Selected text:
-- Opening Marker --

LGBT sports leagues go well beyond the traditional team sports as well. In my hometown of Boston, there are dozens of leagues, including groups that play darts and cornhole. We also have Gay Kickball and Gay Dodgeball, which operate in 15 and 12 cities, respectively. Commissioner Keith London, a former American Idol contestant, says he thinks the social aspect of his leagues are far more important than the games, no matter how fun it may be to release your inner-child and go all-out for dodgeball.
“It’s just sad. People really look forward to this,” he said. “The mental health of being stuck at home is really affecting players. We’re trying to set up stuff on Zoom, and still trying to get people interacting. But it’s not the same as being in-person and outdoors throwing balls with each other, or kicking kickballs. I definitely think it is bad right now, but it’s something that will be good, because so many people miss it, and never realize how much they would miss it. But right now, we’re just kind of frozen. That’s the word I’ve been using a lot.”
I know I miss my flag football league, which I often cursed on early drives to the fields following long Friday nights (or mornings, whatever). As I sit in quarantine, I have come to recognize that league served as my social center each fall and spring, always providing me with opportunities to meet new people and make new connections. Let’s just say: I yearn for my routine of the post-Blarney Stone power nap, followed by a mad dash to attend whatever theme night everybody else was going to.
For Dan Nadeau, who joined FLAG Flag Football as a young father with two kids, it was his entree into the LGBT world. He’s now played in the league for 16 years, even serving on its board.
“I was slowly coming out and starting to accept who I was, and then (a friend) basically said, ‘It would be the best thing for you to join this league. You’re going to meet other LGBT friends, advocates and people from all walks of life who have all of these things in common,’ and that was true,” he said. “I met a very broad and diverse spectrum of people who are different than me, but also with whom I could connect through sport. That allowed me to see myself as a gay man.”

-- Closing Marker --

Document understanding data:

-- Opening Marker --

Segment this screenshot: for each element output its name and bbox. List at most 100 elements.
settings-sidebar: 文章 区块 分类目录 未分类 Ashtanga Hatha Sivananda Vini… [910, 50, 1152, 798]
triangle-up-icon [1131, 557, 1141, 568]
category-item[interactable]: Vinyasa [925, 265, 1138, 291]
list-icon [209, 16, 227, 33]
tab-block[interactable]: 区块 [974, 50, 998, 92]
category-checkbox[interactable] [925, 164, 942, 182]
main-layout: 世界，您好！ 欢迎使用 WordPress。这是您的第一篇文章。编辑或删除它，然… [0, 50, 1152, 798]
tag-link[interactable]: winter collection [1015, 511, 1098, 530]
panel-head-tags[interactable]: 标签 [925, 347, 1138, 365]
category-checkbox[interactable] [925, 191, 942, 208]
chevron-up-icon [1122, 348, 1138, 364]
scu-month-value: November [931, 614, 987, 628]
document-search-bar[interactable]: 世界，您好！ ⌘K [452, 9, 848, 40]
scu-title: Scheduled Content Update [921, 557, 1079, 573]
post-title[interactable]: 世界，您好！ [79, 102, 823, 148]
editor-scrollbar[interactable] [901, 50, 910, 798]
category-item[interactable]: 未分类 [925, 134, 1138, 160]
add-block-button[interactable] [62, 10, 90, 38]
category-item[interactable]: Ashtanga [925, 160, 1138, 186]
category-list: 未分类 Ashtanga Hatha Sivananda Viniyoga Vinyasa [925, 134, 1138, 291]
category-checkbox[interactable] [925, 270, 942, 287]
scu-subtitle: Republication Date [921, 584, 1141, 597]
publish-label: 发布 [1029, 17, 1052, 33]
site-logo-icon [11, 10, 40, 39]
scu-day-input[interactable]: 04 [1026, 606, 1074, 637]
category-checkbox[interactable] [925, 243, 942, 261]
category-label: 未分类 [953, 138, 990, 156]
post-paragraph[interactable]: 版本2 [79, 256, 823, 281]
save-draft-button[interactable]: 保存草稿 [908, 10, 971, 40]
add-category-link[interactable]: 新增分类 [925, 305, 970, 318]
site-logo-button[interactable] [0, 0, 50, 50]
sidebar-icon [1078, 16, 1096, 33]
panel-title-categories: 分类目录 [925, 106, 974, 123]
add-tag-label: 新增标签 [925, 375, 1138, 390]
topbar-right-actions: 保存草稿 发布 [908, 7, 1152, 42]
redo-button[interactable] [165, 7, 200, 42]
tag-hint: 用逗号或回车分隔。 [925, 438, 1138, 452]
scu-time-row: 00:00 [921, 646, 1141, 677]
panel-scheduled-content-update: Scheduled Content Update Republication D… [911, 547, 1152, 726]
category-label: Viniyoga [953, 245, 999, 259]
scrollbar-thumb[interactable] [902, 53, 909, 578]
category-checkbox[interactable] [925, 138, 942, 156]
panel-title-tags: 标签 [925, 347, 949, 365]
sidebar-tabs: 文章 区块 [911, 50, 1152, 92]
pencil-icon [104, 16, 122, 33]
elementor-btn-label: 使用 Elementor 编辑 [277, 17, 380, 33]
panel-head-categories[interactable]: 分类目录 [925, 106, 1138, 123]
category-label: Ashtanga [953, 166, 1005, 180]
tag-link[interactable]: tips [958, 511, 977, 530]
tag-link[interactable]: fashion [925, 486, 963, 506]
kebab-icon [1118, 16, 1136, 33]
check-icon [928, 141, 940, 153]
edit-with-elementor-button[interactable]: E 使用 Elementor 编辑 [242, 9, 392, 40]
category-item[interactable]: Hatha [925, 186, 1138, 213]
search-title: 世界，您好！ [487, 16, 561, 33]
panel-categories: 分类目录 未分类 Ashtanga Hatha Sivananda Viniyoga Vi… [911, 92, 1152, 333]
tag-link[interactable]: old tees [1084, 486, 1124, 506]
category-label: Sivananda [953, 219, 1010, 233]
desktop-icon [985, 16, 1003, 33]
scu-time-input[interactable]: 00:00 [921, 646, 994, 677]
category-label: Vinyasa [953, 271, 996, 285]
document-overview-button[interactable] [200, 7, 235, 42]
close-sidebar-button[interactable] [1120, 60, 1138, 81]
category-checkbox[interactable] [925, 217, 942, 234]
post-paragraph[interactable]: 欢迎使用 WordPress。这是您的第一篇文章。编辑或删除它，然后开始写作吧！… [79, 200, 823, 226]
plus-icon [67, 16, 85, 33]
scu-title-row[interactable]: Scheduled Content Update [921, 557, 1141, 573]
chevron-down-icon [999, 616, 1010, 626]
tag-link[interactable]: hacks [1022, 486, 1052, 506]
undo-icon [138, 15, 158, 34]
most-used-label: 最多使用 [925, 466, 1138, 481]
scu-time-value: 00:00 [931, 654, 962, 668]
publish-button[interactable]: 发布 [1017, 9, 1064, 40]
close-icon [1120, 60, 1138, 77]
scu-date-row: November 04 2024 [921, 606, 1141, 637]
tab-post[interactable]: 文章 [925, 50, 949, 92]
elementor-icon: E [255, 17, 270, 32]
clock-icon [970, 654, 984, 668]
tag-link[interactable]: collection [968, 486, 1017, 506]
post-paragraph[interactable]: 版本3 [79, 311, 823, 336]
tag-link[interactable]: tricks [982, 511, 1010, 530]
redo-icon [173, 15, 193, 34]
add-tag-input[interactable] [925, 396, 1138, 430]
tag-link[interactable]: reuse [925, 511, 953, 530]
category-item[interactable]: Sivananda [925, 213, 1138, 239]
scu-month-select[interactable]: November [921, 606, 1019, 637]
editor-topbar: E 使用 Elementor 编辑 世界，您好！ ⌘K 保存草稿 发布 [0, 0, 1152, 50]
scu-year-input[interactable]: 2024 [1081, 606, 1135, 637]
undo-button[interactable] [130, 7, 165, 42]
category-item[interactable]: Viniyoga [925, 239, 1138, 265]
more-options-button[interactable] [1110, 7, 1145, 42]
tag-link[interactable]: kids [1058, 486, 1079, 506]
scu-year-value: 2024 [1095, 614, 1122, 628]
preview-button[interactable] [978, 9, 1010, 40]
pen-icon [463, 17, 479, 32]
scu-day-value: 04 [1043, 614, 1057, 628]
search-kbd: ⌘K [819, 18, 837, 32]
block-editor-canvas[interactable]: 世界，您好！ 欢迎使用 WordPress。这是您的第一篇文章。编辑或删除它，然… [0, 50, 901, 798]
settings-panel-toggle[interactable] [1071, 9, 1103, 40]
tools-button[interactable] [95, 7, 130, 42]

-- Closing Marker --

What to produce:
Continue the piece on LGBT sports leagues past its last paragraph, beginning right after Dan Nadeau's quote.

Reply to the task:
Randy Coté, a longtime hockey fanatic who plays in the Greater Seattle Hockey League, the largest adult hockey league in the U.S., was hoping to build that sort of tight-knit community in his city around the game he loves. Along with several other players, including Joey Gale, who came out in Outsports last year, he joined the effort to launch the Seattle Pride Hockey Association. They registered with the IRS, set up committees and booked the ice for their scheduled inaugural tournament in June.
The coronavirus has delayed those plans indefinitely.
“There’s this big misconception that hockey is this macho sport for straight men only,” he said. “But there are people of color who play hockey, there are LGBT people who play hockey. We think it’s really important to bring that visibility.”
Coté, a former sports executive who’s worked for the Seattle Storm and Thunderbirds, says there are multiple out LGBT players in his current hockey league. They are dispersed evenly across teams, and he says everybody still finds a way to bond. It sounds corny, but sports have a real power to bring people together, especially when prejudices are left on the sidelines.
“It’s the people you miss,” he said. “You can text with people, you can call people, I FaceTimed with one of my players. You try to keep in touch. But there’s nothing like being all together, working together and having fun.”
When I asked everybody with whom I spoke what they miss most about their leagues, none of them mentioned the actual sport itself. Sure, that’s part of the fun, but it’s really about the people. We compete on the field, but off of it, we know we’re fighting the same fight.
“There’s a camaraderie even in the competition,” Webb said. “There’s a camaraderie when we’re trying to beat each other’s brains out — we want to win. But we understand when we go out in the world, we’re on the same team together.”